— Start EXTRACTED RECORDS —

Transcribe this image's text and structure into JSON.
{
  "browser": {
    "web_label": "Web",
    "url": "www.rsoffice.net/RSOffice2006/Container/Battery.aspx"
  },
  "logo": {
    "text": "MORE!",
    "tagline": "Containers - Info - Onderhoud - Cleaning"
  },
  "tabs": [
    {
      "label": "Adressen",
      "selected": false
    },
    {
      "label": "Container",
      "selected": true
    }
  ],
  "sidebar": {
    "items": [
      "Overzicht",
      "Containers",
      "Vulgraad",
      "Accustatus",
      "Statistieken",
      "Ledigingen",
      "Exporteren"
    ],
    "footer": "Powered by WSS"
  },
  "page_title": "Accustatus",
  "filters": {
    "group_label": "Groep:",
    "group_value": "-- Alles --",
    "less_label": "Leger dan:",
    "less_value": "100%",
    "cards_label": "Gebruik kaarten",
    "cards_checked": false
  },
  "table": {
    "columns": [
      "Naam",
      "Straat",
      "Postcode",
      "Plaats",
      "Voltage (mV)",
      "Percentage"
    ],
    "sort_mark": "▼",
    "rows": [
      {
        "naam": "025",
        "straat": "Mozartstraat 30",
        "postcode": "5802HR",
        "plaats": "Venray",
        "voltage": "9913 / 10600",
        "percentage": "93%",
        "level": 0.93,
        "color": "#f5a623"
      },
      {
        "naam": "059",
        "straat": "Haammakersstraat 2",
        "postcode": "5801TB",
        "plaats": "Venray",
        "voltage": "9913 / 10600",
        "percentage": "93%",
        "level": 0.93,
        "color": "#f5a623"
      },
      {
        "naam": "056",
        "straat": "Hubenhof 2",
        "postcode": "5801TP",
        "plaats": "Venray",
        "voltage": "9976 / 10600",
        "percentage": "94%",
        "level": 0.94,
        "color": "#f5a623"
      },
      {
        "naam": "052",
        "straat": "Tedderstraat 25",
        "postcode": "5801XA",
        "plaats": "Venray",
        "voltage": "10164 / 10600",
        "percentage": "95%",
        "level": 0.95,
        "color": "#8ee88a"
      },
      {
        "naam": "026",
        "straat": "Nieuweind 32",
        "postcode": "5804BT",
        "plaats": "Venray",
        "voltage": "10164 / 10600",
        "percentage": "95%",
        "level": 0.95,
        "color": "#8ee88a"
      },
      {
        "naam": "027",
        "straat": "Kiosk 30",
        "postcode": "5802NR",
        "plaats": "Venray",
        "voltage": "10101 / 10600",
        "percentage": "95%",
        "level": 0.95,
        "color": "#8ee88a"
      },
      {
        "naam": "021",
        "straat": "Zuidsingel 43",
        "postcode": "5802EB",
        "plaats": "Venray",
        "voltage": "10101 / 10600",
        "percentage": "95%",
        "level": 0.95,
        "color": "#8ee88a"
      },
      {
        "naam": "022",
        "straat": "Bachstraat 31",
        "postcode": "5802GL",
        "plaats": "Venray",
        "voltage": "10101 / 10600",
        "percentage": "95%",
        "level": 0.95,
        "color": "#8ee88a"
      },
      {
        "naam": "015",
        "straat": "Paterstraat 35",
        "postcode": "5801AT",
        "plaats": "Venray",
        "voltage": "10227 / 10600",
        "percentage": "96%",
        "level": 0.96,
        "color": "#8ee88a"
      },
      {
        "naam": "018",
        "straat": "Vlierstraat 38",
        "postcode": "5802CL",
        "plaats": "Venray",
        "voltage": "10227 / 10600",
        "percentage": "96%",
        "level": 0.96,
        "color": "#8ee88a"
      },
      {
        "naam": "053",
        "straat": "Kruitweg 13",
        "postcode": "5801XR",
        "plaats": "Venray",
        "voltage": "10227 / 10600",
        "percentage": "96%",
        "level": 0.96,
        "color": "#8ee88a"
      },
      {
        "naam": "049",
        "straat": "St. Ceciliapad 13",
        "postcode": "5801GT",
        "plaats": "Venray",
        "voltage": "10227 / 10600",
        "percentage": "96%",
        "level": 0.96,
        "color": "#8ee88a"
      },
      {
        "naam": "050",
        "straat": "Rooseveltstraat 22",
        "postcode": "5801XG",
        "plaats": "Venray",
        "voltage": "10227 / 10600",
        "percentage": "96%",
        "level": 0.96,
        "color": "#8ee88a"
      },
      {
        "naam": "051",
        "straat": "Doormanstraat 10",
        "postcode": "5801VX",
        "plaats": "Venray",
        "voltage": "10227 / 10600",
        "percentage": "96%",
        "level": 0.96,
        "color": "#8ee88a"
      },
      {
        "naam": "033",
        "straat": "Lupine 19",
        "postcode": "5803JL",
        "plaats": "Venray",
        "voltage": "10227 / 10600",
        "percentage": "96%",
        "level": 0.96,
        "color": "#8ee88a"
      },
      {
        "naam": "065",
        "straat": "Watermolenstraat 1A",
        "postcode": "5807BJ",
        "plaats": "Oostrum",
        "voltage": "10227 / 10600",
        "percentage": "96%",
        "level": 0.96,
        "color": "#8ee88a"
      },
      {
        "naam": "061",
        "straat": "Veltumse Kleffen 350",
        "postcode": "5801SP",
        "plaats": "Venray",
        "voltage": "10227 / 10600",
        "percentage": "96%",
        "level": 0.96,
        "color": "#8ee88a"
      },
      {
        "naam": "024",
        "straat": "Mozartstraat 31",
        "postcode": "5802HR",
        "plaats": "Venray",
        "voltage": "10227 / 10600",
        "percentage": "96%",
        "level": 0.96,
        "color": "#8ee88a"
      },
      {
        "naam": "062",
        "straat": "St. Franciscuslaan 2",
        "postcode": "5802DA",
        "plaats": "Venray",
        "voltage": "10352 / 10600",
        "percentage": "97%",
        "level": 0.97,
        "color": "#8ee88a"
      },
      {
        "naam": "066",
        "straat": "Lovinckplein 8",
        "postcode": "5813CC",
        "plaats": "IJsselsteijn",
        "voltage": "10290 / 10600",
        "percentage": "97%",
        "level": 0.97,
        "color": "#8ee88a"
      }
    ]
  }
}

— End EXTRACTED RECORDS —

**TASK REQUIREMENTS**.
Extract the data in full. Keep it word for word.

**OUTPUT FOR THIS TASK**.
Transcribe this image's text and structure into JSON.
{
  "browser": {
    "web_label": "Web",
    "url": "www.rsoffice.net/RSOffice2006/Container/Battery.aspx"
  },
  "logo": {
    "text": "MORE!",
    "tagline": "Containers - Info - Onderhoud - Cleaning"
  },
  "tabs": [
    {
      "label": "Adressen",
      "selected": false
    },
    {
      "label": "Container",
      "selected": true
    }
  ],
  "sidebar": {
    "items": [
      "Overzicht",
      "Containers",
      "Vulgraad",
      "Accustatus",
      "Statistieken",
      "Ledigingen",
      "Exporteren"
    ],
    "footer": "Powered by WSS"
  },
  "page_title": "Accustatus",
  "filters": {
    "group_label": "Groep:",
    "group_value": "-- Alles --",
    "less_label": "Leger dan:",
    "less_value": "100%",
    "cards_label": "Gebruik kaarten",
    "cards_checked": false
  },
  "table": {
    "columns": [
      "Naam",
      "Straat",
      "Postcode",
      "Plaats",
      "Voltage (mV)",
      "Percentage"
    ],
    "sort_mark": "▼",
    "rows": [
      {
        "naam": "025",
        "straat": "Mozartstraat 30",
        "postcode": "5802HR",
        "plaats": "Venray",
        "voltage": "9913 / 10600",
        "percentage": "93%",
        "level": 0.93,
        "color": "#f5a623"
      },
      {
        "naam": "059",
        "straat": "Haammakersstraat 2",
        "postcode": "5801TB",
        "plaats": "Venray",
        "voltage": "9913 / 10600",
        "percentage": "93%",
        "level": 0.93,
        "color": "#f5a623"
      },
      {
        "naam": "056",
        "straat": "Hubenhof 2",
        "postcode": "5801TP",
        "plaats": "Venray",
        "voltage": "9976 / 10600",
        "percentage": "94%",
        "level": 0.94,
        "color": "#f5a623"
      },
      {
        "naam": "052",
        "straat": "Tedderstraat 25",
        "postcode": "5801XA",
        "plaats": "Venray",
        "voltage": "10164 / 10600",
        "percentage": "95%",
        "level": 0.95,
        "color": "#8ee88a"
      },
      {
        "naam": "026",
        "straat": "Nieuweind 32",
        "postcode": "5804BT",
        "plaats": "Venray",
        "voltage": "10164 / 10600",
        "percentage": "95%",
        "level": 0.95,
        "color": "#8ee88a"
      },
      {
        "naam": "027",
        "straat": "Kiosk 30",
        "postcode": "5802NR",
        "plaats": "Venray",
        "voltage": "10101 / 10600",
        "percentage": "95%",
        "level": 0.95,
        "color": "#8ee88a"
      },
      {
        "naam": "021",
        "straat": "Zuidsingel 43",
        "postcode": "5802EB",
        "plaats": "Venray",
        "voltage": "10101 / 10600",
        "percentage": "95%",
        "level": 0.95,
        "color": "#8ee88a"
      },
      {
        "naam": "022",
        "straat": "Bachstraat 31",
        "postcode": "5802GL",
        "plaats": "Venray",
        "voltage": "10101 / 10600",
        "percentage": "95%",
        "level": 0.95,
        "color": "#8ee88a"
      },
      {
        "naam": "015",
        "straat": "Paterstraat 35",
        "postcode": "5801AT",
        "plaats": "Venray",
        "voltage": "10227 / 10600",
        "percentage": "96%",
        "level": 0.96,
        "color": "#8ee88a"
      },
      {
        "naam": "018",
        "straat": "Vlierstraat 38",
        "postcode": "5802CL",
        "plaats": "Venray",
        "voltage": "10227 / 10600",
        "percentage": "96%",
        "level": 0.96,
        "color": "#8ee88a"
      },
      {
        "naam": "053",
        "straat": "Kruitweg 13",
        "postcode": "5801XR",
        "plaats": "Venray",
        "voltage": "10227 / 10600",
        "percentage": "96%",
        "level": 0.96,
        "color": "#8ee88a"
      },
      {
        "naam": "049",
        "straat": "St. Ceciliapad 13",
        "postcode": "5801GT",
        "plaats": "Venray",
        "voltage": "10227 / 10600",
        "percentage": "96%",
        "level": 0.96,
        "color": "#8ee88a"
      },
      {
        "naam": "050",
        "straat": "Rooseveltstraat 22",
        "postcode": "5801XG",
        "plaats": "Venray",
        "voltage": "10227 / 10600",
        "percentage": "96%",
        "level": 0.96,
        "color": "#8ee88a"
      },
      {
        "naam": "051",
        "straat": "Doormanstraat 10",
        "postcode": "5801VX",
        "plaats": "Venray",
        "voltage": "10227 / 10600",
        "percentage": "96%",
        "level": 0.96,
        "color": "#8ee88a"
      },
      {
        "naam": "033",
        "straat": "Lupine 19",
        "postcode": "5803JL",
        "plaats": "Venray",
        "voltage": "10227 / 10600",
        "percentage": "96%",
        "level": 0.96,
        "color": "#8ee88a"
      },
      {
        "naam": "065",
        "straat": "Watermolenstraat 1A",
        "postcode": "5807BJ",
        "plaats": "Oostrum",
        "voltage": "10227 / 10600",
        "percentage": "96%",
        "level": 0.96,
        "color": "#8ee88a"
      },
      {
        "naam": "061",
        "straat": "Veltumse Kleffen 350",
        "postcode": "5801SP",
        "plaats": "Venray",
        "voltage": "10227 / 10600",
        "percentage": "96%",
        "level": 0.96,
        "color": "#8ee88a"
      },
      {
        "naam": "024",
        "straat": "Mozartstraat 31",
        "postcode": "5802HR",
        "plaats": "Venray",
        "voltage": "10227 / 10600",
        "percentage": "96%",
        "level": 0.96,
        "color": "#8ee88a"
      },
      {
        "naam": "062",
        "straat": "St. Franciscuslaan 2",
        "postcode": "5802DA",
        "plaats": "Venray",
        "voltage": "10352 / 10600",
        "percentage": "97%",
        "level": 0.97,
        "color": "#8ee88a"
      },
      {
        "naam": "066",
        "straat": "Lovinckplein 8",
        "postcode": "5813CC",
        "plaats": "IJsselsteijn",
        "voltage": "10290 / 10600",
        "percentage": "97%",
        "level": 0.97,
        "color": "#8ee88a"
      }
    ]
  }
}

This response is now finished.